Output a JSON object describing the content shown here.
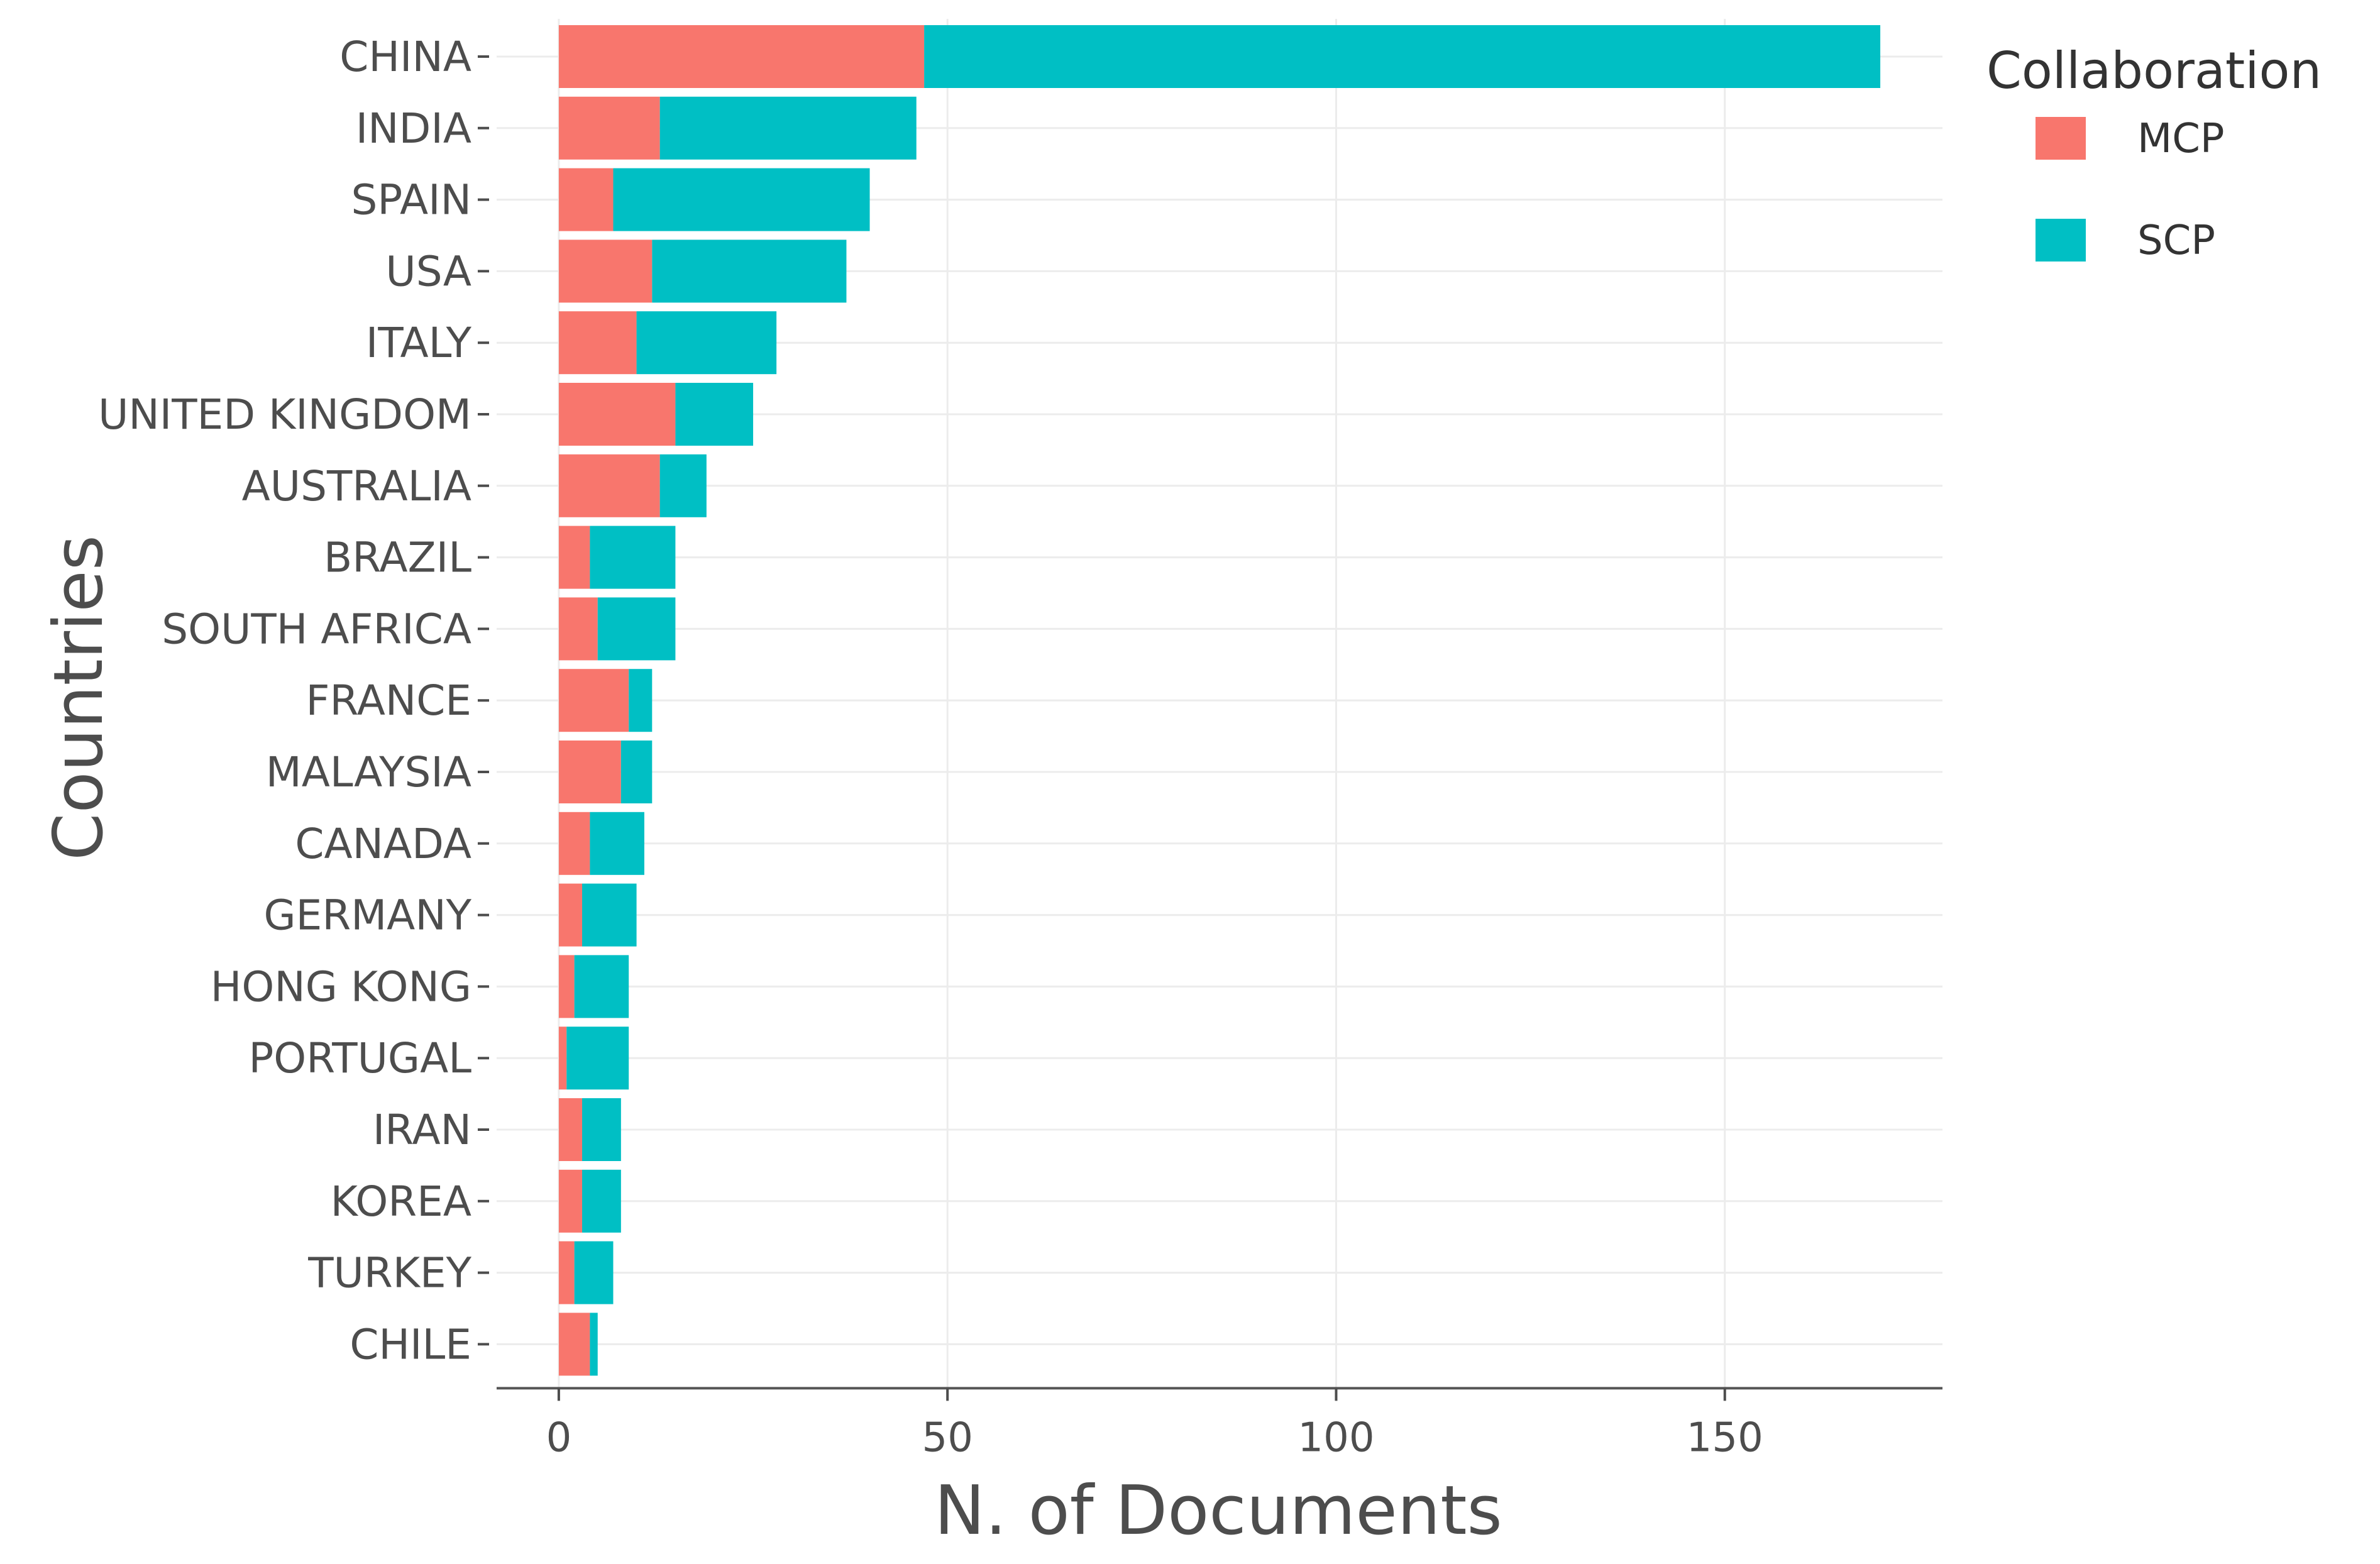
{
  "chart_data": {
    "type": "bar",
    "orientation": "horizontal",
    "stacked": true,
    "title": "",
    "xlabel": "N. of Documents",
    "ylabel": "Countries",
    "xlim": [
      -8,
      178
    ],
    "xticks": [
      0,
      50,
      100,
      150
    ],
    "grid": true,
    "legend": {
      "title": "Collaboration",
      "position": "right"
    },
    "categories": [
      "CHINA",
      "INDIA",
      "SPAIN",
      "USA",
      "ITALY",
      "UNITED KINGDOM",
      "AUSTRALIA",
      "BRAZIL",
      "SOUTH AFRICA",
      "FRANCE",
      "MALAYSIA",
      "CANADA",
      "GERMANY",
      "HONG KONG",
      "PORTUGAL",
      "IRAN",
      "KOREA",
      "TURKEY",
      "CHILE"
    ],
    "series": [
      {
        "name": "MCP",
        "color": "#F8766D",
        "values": [
          47,
          13,
          7,
          12,
          10,
          15,
          13,
          4,
          5,
          9,
          8,
          4,
          3,
          2,
          1,
          3,
          3,
          2,
          4
        ]
      },
      {
        "name": "SCP",
        "color": "#00BFC4",
        "values": [
          123,
          33,
          33,
          25,
          18,
          10,
          6,
          11,
          10,
          3,
          4,
          7,
          7,
          7,
          8,
          5,
          5,
          5,
          1
        ]
      }
    ]
  }
}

----------------------------------------

Each record above should be copied character for character, with pictures dropped.

Output a JSON object describing the content shown here.
{
  "chart_data": {
    "type": "bar",
    "orientation": "horizontal",
    "stacked": true,
    "title": "",
    "xlabel": "N. of Documents",
    "ylabel": "Countries",
    "xlim": [
      -8,
      178
    ],
    "xticks": [
      0,
      50,
      100,
      150
    ],
    "grid": true,
    "legend": {
      "title": "Collaboration",
      "position": "right"
    },
    "categories": [
      "CHINA",
      "INDIA",
      "SPAIN",
      "USA",
      "ITALY",
      "UNITED KINGDOM",
      "AUSTRALIA",
      "BRAZIL",
      "SOUTH AFRICA",
      "FRANCE",
      "MALAYSIA",
      "CANADA",
      "GERMANY",
      "HONG KONG",
      "PORTUGAL",
      "IRAN",
      "KOREA",
      "TURKEY",
      "CHILE"
    ],
    "series": [
      {
        "name": "MCP",
        "color": "#F8766D",
        "values": [
          47,
          13,
          7,
          12,
          10,
          15,
          13,
          4,
          5,
          9,
          8,
          4,
          3,
          2,
          1,
          3,
          3,
          2,
          4
        ]
      },
      {
        "name": "SCP",
        "color": "#00BFC4",
        "values": [
          123,
          33,
          33,
          25,
          18,
          10,
          6,
          11,
          10,
          3,
          4,
          7,
          7,
          7,
          8,
          5,
          5,
          5,
          1
        ]
      }
    ]
  }
}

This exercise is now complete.